YOUR OBJECTIVE :: Write out every one of the entries below word for word, leaving out the pictures.

EXCERPTED DATA ::
=====
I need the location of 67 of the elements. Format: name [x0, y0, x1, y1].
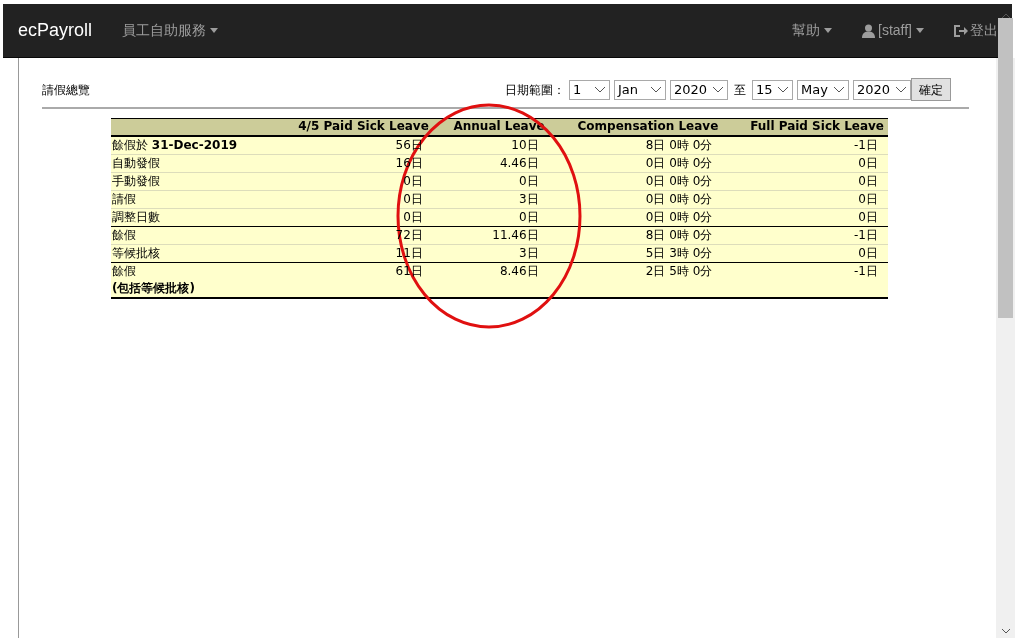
user-dropdown[interactable]: [staff] [862, 20, 924, 41]
table-cell: 0日 [858, 191, 878, 206]
logout-link[interactable]: 登出 [954, 20, 998, 41]
table-cell: 0日 [403, 191, 423, 206]
select-field[interactable]: 2020 [853, 79, 911, 100]
row-label: 餘假於 31-Dec-2019 [112, 137, 238, 152]
table-cell: 8日 0時 0分 [645, 227, 713, 242]
table-cell: 10日 [511, 137, 539, 152]
table-cell: 0日 [858, 209, 878, 224]
menu-dropdown[interactable]: 員工自助服務 [122, 20, 219, 41]
brand-logo[interactable]: ecPayroll [18, 17, 93, 44]
to-label: 至 [734, 81, 746, 99]
table-cell: 5日 3時 0分 [645, 245, 713, 260]
column-header: Compensation Leave [548, 118, 723, 136]
table-cell: 0日 [403, 173, 423, 188]
table-cell: 3日 [519, 191, 539, 206]
select-field[interactable]: Jan [614, 79, 666, 100]
chevron-down-icon [650, 86, 662, 93]
table-cell: -1日 [854, 137, 878, 152]
help-dropdown[interactable]: 幫助 [792, 20, 832, 41]
table-cell: -1日 [854, 227, 878, 242]
row-label: 調整日數 [112, 209, 160, 224]
table-cell: 8.46日 [499, 263, 539, 278]
scrollbar-thumb[interactable] [998, 18, 1013, 318]
chevron-down-icon [777, 86, 789, 93]
table-cell: 3日 [519, 245, 539, 260]
page-title: 請假總覽 [42, 81, 90, 99]
select-field[interactable]: 15 [752, 79, 793, 100]
table-cell: 0日 [858, 245, 878, 260]
column-header: 4/5 Paid Sick Leave [271, 118, 433, 136]
chevron-down-icon [895, 86, 907, 93]
table-cell: 4.46日 [499, 155, 539, 170]
caret-icon [916, 28, 924, 33]
table-cell: 0日 [519, 209, 539, 224]
table-cell: 0日 0時 0分 [645, 173, 713, 188]
table-cell: 0日 [519, 173, 539, 188]
chevron-down-icon [594, 86, 606, 93]
table-cell: 0日 [858, 155, 878, 170]
caret-icon [210, 28, 219, 33]
row-label: 餘假 [112, 227, 136, 242]
scroll-down-icon[interactable] [1000, 628, 1011, 634]
row-label: 手動發假 [112, 173, 160, 188]
row-label: 自動發假 [112, 155, 160, 170]
confirm-button[interactable]: 確定 [911, 78, 951, 101]
chevron-down-icon [712, 86, 724, 93]
table-cell: 0日 [403, 209, 423, 224]
table-cell: 8日 0時 0分 [645, 137, 713, 152]
row-label: 請假 [112, 191, 136, 206]
table-cell: 61日 [395, 263, 423, 278]
table-cell: 0日 0時 0分 [645, 209, 713, 224]
user-icon [862, 23, 875, 38]
logout-icon [954, 24, 968, 37]
row-label: 等候批核 [112, 245, 160, 260]
table-cell: 0日 [858, 173, 878, 188]
select-field[interactable]: May [797, 79, 849, 100]
table-cell: 0日 0時 0分 [645, 155, 713, 170]
table-cell: 2日 5時 0分 [645, 263, 713, 278]
caret-icon [824, 28, 832, 33]
range-label: 日期範圍： [505, 81, 565, 99]
table-cell: -1日 [854, 263, 878, 278]
row-label: 餘假 (包括等候批核) [112, 263, 195, 295]
table-cell: 0日 0時 0分 [645, 191, 713, 206]
table-cell: 11.46日 [492, 227, 539, 242]
select-field[interactable]: 2020 [670, 79, 728, 100]
select-field[interactable]: 1 [569, 79, 610, 100]
column-header: Full Paid Sick Leave [722, 118, 888, 136]
chevron-down-icon [833, 86, 845, 93]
=====
FINAL RESULT ::
I need the location of 67 of the elements. Format: name [x0, y0, x1, y1].
user-dropdown[interactable]: [staff] [862, 20, 924, 41]
table-cell: 0日 [858, 191, 878, 206]
logout-link[interactable]: 登出 [954, 20, 998, 41]
table-cell: 0日 [403, 191, 423, 206]
select-field[interactable]: 2020 [853, 79, 911, 100]
row-label: 餘假於 31-Dec-2019 [112, 137, 238, 152]
table-cell: 8日 0時 0分 [645, 227, 713, 242]
table-cell: 10日 [511, 137, 539, 152]
table-cell: 0日 [858, 209, 878, 224]
menu-dropdown[interactable]: 員工自助服務 [122, 20, 219, 41]
brand-logo[interactable]: ecPayroll [18, 17, 93, 44]
to-label: 至 [734, 81, 746, 99]
table-cell: 5日 3時 0分 [645, 245, 713, 260]
column-header: Compensation Leave [548, 118, 723, 136]
table-cell: 0日 [403, 173, 423, 188]
table-cell: 3日 [519, 191, 539, 206]
select-field[interactable]: Jan [614, 79, 666, 100]
chevron-down-icon [650, 86, 662, 93]
table-cell: -1日 [854, 137, 878, 152]
help-dropdown[interactable]: 幫助 [792, 20, 832, 41]
table-cell: -1日 [854, 227, 878, 242]
row-label: 調整日數 [112, 209, 160, 224]
table-cell: 8.46日 [499, 263, 539, 278]
scrollbar-thumb[interactable] [998, 18, 1013, 318]
chevron-down-icon [777, 86, 789, 93]
table-cell: 3日 [519, 245, 539, 260]
page-title: 請假總覽 [42, 81, 90, 99]
select-field[interactable]: 15 [752, 79, 793, 100]
table-cell: 0日 [858, 245, 878, 260]
column-header: 4/5 Paid Sick Leave [271, 118, 433, 136]
chevron-down-icon [895, 86, 907, 93]
table-cell: 4.46日 [499, 155, 539, 170]
caret-icon [916, 28, 924, 33]
table-cell: 0日 [519, 209, 539, 224]
table-cell: 0日 0時 0分 [645, 173, 713, 188]
table-cell: 0日 [519, 173, 539, 188]
chevron-down-icon [594, 86, 606, 93]
table-cell: 0日 [858, 155, 878, 170]
caret-icon [210, 28, 219, 33]
row-label: 餘假 [112, 227, 136, 242]
scroll-down-icon[interactable] [1000, 628, 1011, 634]
row-label: 手動發假 [112, 173, 160, 188]
row-label: 自動發假 [112, 155, 160, 170]
confirm-button[interactable]: 確定 [911, 78, 951, 101]
chevron-down-icon [712, 86, 724, 93]
table-cell: 0日 [403, 209, 423, 224]
table-cell: 8日 0時 0分 [645, 137, 713, 152]
row-label: 請假 [112, 191, 136, 206]
table-cell: 61日 [395, 263, 423, 278]
table-cell: 0日 0時 0分 [645, 209, 713, 224]
user-icon [862, 23, 875, 38]
logout-icon [954, 24, 968, 37]
row-label: 等候批核 [112, 245, 160, 260]
table-cell: 0日 [858, 173, 878, 188]
select-field[interactable]: May [797, 79, 849, 100]
table-cell: 0日 0時 0分 [645, 155, 713, 170]
table-cell: 2日 5時 0分 [645, 263, 713, 278]
caret-icon [824, 28, 832, 33]
range-label: 日期範圍： [505, 81, 565, 99]
table-cell: -1日 [854, 263, 878, 278]
row-label: 餘假 (包括等候批核) [112, 263, 195, 295]
table-cell: 0日 0時 0分 [645, 191, 713, 206]
table-cell: 11.46日 [492, 227, 539, 242]
select-field[interactable]: 2020 [670, 79, 728, 100]
select-field[interactable]: 1 [569, 79, 610, 100]
column-header: Full Paid Sick Leave [722, 118, 888, 136]
chevron-down-icon [833, 86, 845, 93]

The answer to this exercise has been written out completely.